# Start of Raw records

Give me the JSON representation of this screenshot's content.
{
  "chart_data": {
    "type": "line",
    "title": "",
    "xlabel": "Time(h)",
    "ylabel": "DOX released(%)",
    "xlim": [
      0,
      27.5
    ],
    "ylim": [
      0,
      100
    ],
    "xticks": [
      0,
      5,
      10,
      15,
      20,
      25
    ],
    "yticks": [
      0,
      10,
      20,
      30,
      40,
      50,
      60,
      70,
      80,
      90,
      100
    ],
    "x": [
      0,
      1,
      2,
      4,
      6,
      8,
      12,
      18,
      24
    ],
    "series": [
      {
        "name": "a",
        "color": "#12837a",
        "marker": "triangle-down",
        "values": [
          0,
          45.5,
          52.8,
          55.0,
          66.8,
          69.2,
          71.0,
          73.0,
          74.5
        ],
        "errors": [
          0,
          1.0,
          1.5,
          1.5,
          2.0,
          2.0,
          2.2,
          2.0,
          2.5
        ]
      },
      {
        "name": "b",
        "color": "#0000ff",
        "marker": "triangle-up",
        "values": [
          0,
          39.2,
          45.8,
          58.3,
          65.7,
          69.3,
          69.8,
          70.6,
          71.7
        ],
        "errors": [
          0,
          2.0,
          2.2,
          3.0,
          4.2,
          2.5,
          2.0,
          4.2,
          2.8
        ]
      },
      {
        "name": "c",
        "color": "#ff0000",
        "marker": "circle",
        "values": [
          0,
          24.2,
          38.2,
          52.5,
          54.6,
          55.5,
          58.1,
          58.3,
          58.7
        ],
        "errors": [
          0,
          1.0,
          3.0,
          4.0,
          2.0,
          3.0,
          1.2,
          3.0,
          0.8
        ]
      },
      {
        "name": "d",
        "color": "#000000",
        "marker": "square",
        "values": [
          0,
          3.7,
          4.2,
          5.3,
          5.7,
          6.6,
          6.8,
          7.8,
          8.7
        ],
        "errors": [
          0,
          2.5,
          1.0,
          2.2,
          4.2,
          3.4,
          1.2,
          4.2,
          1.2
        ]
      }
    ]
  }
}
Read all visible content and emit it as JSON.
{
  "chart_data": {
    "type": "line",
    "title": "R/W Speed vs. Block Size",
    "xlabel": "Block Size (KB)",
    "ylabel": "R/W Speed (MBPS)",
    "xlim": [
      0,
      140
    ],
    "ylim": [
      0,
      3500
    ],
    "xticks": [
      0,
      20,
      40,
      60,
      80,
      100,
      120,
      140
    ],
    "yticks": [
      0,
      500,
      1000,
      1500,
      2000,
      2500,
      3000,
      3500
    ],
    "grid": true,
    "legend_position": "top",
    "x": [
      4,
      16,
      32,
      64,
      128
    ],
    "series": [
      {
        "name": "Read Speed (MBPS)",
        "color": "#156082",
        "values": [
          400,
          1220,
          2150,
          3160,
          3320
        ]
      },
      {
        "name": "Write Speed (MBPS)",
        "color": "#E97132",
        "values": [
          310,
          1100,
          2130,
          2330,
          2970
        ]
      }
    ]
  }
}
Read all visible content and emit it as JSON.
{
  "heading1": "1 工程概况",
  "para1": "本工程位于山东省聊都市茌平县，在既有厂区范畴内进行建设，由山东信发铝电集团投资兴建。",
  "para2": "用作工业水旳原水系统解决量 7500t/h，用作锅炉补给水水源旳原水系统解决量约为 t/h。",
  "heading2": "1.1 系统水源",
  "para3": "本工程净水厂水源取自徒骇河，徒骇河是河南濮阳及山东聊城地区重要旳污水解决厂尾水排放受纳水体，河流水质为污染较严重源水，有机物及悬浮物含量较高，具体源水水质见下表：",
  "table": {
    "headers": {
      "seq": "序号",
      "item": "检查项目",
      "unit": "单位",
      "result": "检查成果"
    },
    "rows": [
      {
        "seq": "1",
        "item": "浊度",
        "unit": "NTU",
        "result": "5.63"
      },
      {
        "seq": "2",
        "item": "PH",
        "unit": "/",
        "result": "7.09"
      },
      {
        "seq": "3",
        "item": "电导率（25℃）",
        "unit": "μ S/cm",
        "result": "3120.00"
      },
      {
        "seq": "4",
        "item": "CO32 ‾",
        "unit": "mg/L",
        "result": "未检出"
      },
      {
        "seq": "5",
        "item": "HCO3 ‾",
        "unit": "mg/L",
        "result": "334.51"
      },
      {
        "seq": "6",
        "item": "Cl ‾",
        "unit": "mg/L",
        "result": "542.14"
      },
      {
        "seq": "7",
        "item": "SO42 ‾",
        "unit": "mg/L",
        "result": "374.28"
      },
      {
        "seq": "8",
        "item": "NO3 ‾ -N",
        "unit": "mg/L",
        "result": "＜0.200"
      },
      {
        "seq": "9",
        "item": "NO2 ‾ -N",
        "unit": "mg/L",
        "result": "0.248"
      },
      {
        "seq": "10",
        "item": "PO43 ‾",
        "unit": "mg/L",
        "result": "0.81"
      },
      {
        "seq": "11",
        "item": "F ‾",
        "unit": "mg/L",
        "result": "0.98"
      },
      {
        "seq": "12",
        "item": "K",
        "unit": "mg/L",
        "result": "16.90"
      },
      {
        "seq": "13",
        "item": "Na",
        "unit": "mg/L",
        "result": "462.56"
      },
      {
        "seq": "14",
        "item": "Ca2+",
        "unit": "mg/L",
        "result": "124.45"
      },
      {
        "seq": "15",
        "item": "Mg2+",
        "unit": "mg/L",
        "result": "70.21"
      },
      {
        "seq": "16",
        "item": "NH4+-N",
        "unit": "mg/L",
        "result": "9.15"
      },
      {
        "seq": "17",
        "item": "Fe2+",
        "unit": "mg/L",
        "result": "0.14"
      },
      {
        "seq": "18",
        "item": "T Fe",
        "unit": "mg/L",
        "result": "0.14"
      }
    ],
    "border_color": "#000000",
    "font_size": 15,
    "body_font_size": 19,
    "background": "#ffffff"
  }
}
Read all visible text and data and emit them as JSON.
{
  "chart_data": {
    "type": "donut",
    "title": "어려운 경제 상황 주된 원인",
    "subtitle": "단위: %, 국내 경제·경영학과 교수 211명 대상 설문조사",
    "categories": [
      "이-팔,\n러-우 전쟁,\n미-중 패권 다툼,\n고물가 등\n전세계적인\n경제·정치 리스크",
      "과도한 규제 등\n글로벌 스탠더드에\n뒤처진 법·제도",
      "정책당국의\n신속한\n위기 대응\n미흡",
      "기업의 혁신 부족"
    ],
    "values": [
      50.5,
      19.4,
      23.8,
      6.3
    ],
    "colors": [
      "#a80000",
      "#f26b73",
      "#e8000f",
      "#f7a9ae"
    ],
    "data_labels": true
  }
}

# End of Raw records

### What to produce:
Copy every line of the records word for word.

### Result of this task:
Give me the JSON representation of this screenshot's content.
{
  "chart_data": {
    "type": "line",
    "title": "",
    "xlabel": "Time(h)",
    "ylabel": "DOX released(%)",
    "xlim": [
      0,
      27.5
    ],
    "ylim": [
      0,
      100
    ],
    "xticks": [
      0,
      5,
      10,
      15,
      20,
      25
    ],
    "yticks": [
      0,
      10,
      20,
      30,
      40,
      50,
      60,
      70,
      80,
      90,
      100
    ],
    "x": [
      0,
      1,
      2,
      4,
      6,
      8,
      12,
      18,
      24
    ],
    "series": [
      {
        "name": "a",
        "color": "#12837a",
        "marker": "triangle-down",
        "values": [
          0,
          45.5,
          52.8,
          55.0,
          66.8,
          69.2,
          71.0,
          73.0,
          74.5
        ],
        "errors": [
          0,
          1.0,
          1.5,
          1.5,
          2.0,
          2.0,
          2.2,
          2.0,
          2.5
        ]
      },
      {
        "name": "b",
        "color": "#0000ff",
        "marker": "triangle-up",
        "values": [
          0,
          39.2,
          45.8,
          58.3,
          65.7,
          69.3,
          69.8,
          70.6,
          71.7
        ],
        "errors": [
          0,
          2.0,
          2.2,
          3.0,
          4.2,
          2.5,
          2.0,
          4.2,
          2.8
        ]
      },
      {
        "name": "c",
        "color": "#ff0000",
        "marker": "circle",
        "values": [
          0,
          24.2,
          38.2,
          52.5,
          54.6,
          55.5,
          58.1,
          58.3,
          58.7
        ],
        "errors": [
          0,
          1.0,
          3.0,
          4.0,
          2.0,
          3.0,
          1.2,
          3.0,
          0.8
        ]
      },
      {
        "name": "d",
        "color": "#000000",
        "marker": "square",
        "values": [
          0,
          3.7,
          4.2,
          5.3,
          5.7,
          6.6,
          6.8,
          7.8,
          8.7
        ],
        "errors": [
          0,
          2.5,
          1.0,
          2.2,
          4.2,
          3.4,
          1.2,
          4.2,
          1.2
        ]
      }
    ]
  }
}
Read all visible content and emit it as JSON.
{
  "chart_data": {
    "type": "line",
    "title": "R/W Speed vs. Block Size",
    "xlabel": "Block Size (KB)",
    "ylabel": "R/W Speed (MBPS)",
    "xlim": [
      0,
      140
    ],
    "ylim": [
      0,
      3500
    ],
    "xticks": [
      0,
      20,
      40,
      60,
      80,
      100,
      120,
      140
    ],
    "yticks": [
      0,
      500,
      1000,
      1500,
      2000,
      2500,
      3000,
      3500
    ],
    "grid": true,
    "legend_position": "top",
    "x": [
      4,
      16,
      32,
      64,
      128
    ],
    "series": [
      {
        "name": "Read Speed (MBPS)",
        "color": "#156082",
        "values": [
          400,
          1220,
          2150,
          3160,
          3320
        ]
      },
      {
        "name": "Write Speed (MBPS)",
        "color": "#E97132",
        "values": [
          310,
          1100,
          2130,
          2330,
          2970
        ]
      }
    ]
  }
}
Read all visible content and emit it as JSON.
{
  "heading1": "1 工程概况",
  "para1": "本工程位于山东省聊都市茌平县，在既有厂区范畴内进行建设，由山东信发铝电集团投资兴建。",
  "para2": "用作工业水旳原水系统解决量 7500t/h，用作锅炉补给水水源旳原水系统解决量约为 t/h。",
  "heading2": "1.1 系统水源",
  "para3": "本工程净水厂水源取自徒骇河，徒骇河是河南濮阳及山东聊城地区重要旳污水解决厂尾水排放受纳水体，河流水质为污染较严重源水，有机物及悬浮物含量较高，具体源水水质见下表：",
  "table": {
    "headers": {
      "seq": "序号",
      "item": "检查项目",
      "unit": "单位",
      "result": "检查成果"
    },
    "rows": [
      {
        "seq": "1",
        "item": "浊度",
        "unit": "NTU",
        "result": "5.63"
      },
      {
        "seq": "2",
        "item": "PH",
        "unit": "/",
        "result": "7.09"
      },
      {
        "seq": "3",
        "item": "电导率（25℃）",
        "unit": "μ S/cm",
        "result": "3120.00"
      },
      {
        "seq": "4",
        "item": "CO32 ‾",
        "unit": "mg/L",
        "result": "未检出"
      },
      {
        "seq": "5",
        "item": "HCO3 ‾",
        "unit": "mg/L",
        "result": "334.51"
      },
      {
        "seq": "6",
        "item": "Cl ‾",
        "unit": "mg/L",
        "result": "542.14"
      },
      {
        "seq": "7",
        "item": "SO42 ‾",
        "unit": "mg/L",
        "result": "374.28"
      },
      {
        "seq": "8",
        "item": "NO3 ‾ -N",
        "unit": "mg/L",
        "result": "＜0.200"
      },
      {
        "seq": "9",
        "item": "NO2 ‾ -N",
        "unit": "mg/L",
        "result": "0.248"
      },
      {
        "seq": "10",
        "item": "PO43 ‾",
        "unit": "mg/L",
        "result": "0.81"
      },
      {
        "seq": "11",
        "item": "F ‾",
        "unit": "mg/L",
        "result": "0.98"
      },
      {
        "seq": "12",
        "item": "K",
        "unit": "mg/L",
        "result": "16.90"
      },
      {
        "seq": "13",
        "item": "Na",
        "unit": "mg/L",
        "result": "462.56"
      },
      {
        "seq": "14",
        "item": "Ca2+",
        "unit": "mg/L",
        "result": "124.45"
      },
      {
        "seq": "15",
        "item": "Mg2+",
        "unit": "mg/L",
        "result": "70.21"
      },
      {
        "seq": "16",
        "item": "NH4+-N",
        "unit": "mg/L",
        "result": "9.15"
      },
      {
        "seq": "17",
        "item": "Fe2+",
        "unit": "mg/L",
        "result": "0.14"
      },
      {
        "seq": "18",
        "item": "T Fe",
        "unit": "mg/L",
        "result": "0.14"
      }
    ],
    "border_color": "#000000",
    "font_size": 15,
    "body_font_size": 19,
    "background": "#ffffff"
  }
}
Read all visible text and data and emit them as JSON.
{
  "chart_data": {
    "type": "donut",
    "title": "어려운 경제 상황 주된 원인",
    "subtitle": "단위: %, 국내 경제·경영학과 교수 211명 대상 설문조사",
    "categories": [
      "이-팔,\n러-우 전쟁,\n미-중 패권 다툼,\n고물가 등\n전세계적인\n경제·정치 리스크",
      "과도한 규제 등\n글로벌 스탠더드에\n뒤처진 법·제도",
      "정책당국의\n신속한\n위기 대응\n미흡",
      "기업의 혁신 부족"
    ],
    "values": [
      50.5,
      19.4,
      23.8,
      6.3
    ],
    "colors": [
      "#a80000",
      "#f26b73",
      "#e8000f",
      "#f7a9ae"
    ],
    "data_labels": true
  }
}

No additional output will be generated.